Chart and figure data:
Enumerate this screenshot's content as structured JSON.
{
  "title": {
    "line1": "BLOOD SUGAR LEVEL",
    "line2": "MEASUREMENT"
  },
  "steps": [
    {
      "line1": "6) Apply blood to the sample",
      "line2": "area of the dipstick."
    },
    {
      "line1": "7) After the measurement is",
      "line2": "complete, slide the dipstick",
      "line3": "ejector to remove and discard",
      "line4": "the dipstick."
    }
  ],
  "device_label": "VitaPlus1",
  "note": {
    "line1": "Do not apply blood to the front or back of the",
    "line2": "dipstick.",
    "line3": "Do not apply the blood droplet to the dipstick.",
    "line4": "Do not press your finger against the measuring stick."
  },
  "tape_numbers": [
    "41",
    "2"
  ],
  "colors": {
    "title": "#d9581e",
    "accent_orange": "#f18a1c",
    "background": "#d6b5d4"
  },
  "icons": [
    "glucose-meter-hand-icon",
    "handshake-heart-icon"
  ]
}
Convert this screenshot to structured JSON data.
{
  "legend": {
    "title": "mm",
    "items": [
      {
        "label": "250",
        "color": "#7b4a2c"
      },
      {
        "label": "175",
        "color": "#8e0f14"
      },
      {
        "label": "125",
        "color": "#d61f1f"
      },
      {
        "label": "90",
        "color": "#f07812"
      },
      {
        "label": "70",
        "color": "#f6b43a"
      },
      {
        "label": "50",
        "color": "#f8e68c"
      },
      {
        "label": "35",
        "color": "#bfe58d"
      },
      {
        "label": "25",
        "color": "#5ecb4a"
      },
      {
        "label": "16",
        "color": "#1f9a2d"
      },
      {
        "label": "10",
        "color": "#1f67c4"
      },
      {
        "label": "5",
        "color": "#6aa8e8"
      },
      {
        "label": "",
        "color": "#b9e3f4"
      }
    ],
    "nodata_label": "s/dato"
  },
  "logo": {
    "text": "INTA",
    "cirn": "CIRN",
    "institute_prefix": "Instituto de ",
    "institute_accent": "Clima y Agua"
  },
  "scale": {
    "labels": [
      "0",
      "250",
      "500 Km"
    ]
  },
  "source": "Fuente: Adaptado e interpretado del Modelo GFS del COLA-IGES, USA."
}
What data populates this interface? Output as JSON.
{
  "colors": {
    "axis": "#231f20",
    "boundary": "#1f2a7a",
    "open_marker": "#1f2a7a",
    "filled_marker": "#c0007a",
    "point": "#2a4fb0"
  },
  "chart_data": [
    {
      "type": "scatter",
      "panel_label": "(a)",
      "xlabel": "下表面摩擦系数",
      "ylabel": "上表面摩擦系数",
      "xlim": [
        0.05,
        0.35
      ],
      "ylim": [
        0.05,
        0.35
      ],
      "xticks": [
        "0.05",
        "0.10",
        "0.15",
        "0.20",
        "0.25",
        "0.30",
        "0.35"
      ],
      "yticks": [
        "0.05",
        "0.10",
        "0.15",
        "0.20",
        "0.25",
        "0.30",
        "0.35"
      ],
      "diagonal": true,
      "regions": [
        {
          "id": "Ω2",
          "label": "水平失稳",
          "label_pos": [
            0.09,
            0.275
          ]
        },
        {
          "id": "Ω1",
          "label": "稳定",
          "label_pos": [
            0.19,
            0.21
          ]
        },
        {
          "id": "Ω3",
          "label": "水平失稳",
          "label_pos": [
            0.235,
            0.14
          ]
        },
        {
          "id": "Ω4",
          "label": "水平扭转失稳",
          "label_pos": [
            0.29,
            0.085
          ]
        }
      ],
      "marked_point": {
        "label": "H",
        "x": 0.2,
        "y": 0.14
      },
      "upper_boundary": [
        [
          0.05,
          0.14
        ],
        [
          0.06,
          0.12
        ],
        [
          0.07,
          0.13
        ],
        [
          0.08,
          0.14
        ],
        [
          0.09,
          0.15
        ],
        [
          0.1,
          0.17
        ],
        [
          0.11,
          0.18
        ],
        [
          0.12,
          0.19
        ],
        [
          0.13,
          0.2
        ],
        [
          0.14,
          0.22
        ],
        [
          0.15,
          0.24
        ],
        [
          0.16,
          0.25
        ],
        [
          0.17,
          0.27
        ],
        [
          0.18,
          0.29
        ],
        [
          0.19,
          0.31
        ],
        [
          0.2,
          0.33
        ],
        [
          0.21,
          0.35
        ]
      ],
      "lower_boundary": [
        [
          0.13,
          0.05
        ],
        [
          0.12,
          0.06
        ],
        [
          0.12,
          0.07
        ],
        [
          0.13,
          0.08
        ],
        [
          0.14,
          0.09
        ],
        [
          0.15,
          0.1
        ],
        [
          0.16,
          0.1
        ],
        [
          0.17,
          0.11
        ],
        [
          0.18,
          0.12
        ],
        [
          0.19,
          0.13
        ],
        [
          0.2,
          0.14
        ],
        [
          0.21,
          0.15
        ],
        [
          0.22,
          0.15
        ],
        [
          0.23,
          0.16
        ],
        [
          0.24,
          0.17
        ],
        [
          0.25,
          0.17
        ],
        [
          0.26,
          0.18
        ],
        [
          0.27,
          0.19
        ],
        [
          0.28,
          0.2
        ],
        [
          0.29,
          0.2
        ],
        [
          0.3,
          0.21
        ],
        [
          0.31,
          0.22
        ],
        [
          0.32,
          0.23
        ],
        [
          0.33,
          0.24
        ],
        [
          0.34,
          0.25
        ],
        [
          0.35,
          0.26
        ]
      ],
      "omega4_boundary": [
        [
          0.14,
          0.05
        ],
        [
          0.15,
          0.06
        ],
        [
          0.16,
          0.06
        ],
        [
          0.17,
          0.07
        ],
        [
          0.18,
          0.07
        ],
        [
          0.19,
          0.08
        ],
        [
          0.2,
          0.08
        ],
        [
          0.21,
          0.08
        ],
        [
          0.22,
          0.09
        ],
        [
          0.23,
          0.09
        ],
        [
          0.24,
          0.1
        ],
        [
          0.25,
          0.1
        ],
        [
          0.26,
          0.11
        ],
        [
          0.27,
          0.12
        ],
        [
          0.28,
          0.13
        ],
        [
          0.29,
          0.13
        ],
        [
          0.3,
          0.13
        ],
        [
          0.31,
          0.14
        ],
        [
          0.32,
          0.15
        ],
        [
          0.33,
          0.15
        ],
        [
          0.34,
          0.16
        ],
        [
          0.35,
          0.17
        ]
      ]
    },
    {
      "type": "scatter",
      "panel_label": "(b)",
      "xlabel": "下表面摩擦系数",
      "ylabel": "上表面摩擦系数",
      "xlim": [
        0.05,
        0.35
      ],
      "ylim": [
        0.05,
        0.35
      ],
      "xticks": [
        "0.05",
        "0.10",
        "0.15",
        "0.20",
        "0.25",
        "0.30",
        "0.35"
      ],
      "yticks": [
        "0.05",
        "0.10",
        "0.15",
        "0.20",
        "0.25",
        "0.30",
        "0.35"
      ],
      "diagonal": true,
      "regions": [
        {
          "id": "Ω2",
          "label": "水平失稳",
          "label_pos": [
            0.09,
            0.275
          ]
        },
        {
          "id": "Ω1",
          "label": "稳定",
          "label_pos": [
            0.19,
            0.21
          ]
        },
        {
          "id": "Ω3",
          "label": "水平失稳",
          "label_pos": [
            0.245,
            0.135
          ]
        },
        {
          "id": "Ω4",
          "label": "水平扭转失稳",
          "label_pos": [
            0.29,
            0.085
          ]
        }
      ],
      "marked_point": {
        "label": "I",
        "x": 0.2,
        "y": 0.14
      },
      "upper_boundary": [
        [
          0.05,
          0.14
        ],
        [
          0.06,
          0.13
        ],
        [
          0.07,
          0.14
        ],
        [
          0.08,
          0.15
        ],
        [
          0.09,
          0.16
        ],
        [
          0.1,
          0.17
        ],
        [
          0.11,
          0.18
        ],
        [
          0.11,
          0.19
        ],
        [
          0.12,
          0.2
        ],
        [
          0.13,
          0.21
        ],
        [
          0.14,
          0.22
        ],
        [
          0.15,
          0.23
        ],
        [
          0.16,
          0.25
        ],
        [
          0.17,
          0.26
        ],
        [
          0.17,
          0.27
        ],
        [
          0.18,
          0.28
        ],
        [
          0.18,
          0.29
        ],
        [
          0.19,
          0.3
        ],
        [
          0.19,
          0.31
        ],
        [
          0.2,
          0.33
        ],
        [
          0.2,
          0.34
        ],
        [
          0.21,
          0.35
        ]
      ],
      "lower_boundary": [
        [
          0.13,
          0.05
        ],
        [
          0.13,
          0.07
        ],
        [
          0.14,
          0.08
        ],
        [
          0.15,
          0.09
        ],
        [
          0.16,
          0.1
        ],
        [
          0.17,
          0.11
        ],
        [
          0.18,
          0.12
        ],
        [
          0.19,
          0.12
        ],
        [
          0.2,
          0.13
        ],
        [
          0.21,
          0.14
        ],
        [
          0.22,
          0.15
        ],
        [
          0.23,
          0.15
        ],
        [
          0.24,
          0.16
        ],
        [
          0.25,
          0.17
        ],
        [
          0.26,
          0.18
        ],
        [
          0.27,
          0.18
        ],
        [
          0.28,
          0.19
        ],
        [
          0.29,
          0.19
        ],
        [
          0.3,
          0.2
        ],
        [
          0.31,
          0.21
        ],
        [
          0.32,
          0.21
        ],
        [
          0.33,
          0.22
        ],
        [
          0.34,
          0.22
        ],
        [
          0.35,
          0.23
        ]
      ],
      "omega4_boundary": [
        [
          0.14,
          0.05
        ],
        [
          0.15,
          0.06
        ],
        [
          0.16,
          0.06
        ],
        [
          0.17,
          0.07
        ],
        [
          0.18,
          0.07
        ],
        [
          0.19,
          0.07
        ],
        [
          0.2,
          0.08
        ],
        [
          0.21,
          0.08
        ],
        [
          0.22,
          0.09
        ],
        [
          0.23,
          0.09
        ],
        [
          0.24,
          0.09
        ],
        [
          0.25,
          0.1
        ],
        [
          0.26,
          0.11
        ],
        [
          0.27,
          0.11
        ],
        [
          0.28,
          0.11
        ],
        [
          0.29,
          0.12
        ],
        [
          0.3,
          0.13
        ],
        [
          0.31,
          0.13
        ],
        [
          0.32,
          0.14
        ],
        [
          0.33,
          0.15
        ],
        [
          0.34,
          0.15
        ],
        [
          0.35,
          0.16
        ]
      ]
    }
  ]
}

Your objective
Filter the entries and copy out every line with the word "JSON".

Task output
Enumerate this screenshot's content as structured JSON.
Convert this screenshot to structured JSON data.
What data populates this interface? Output as JSON.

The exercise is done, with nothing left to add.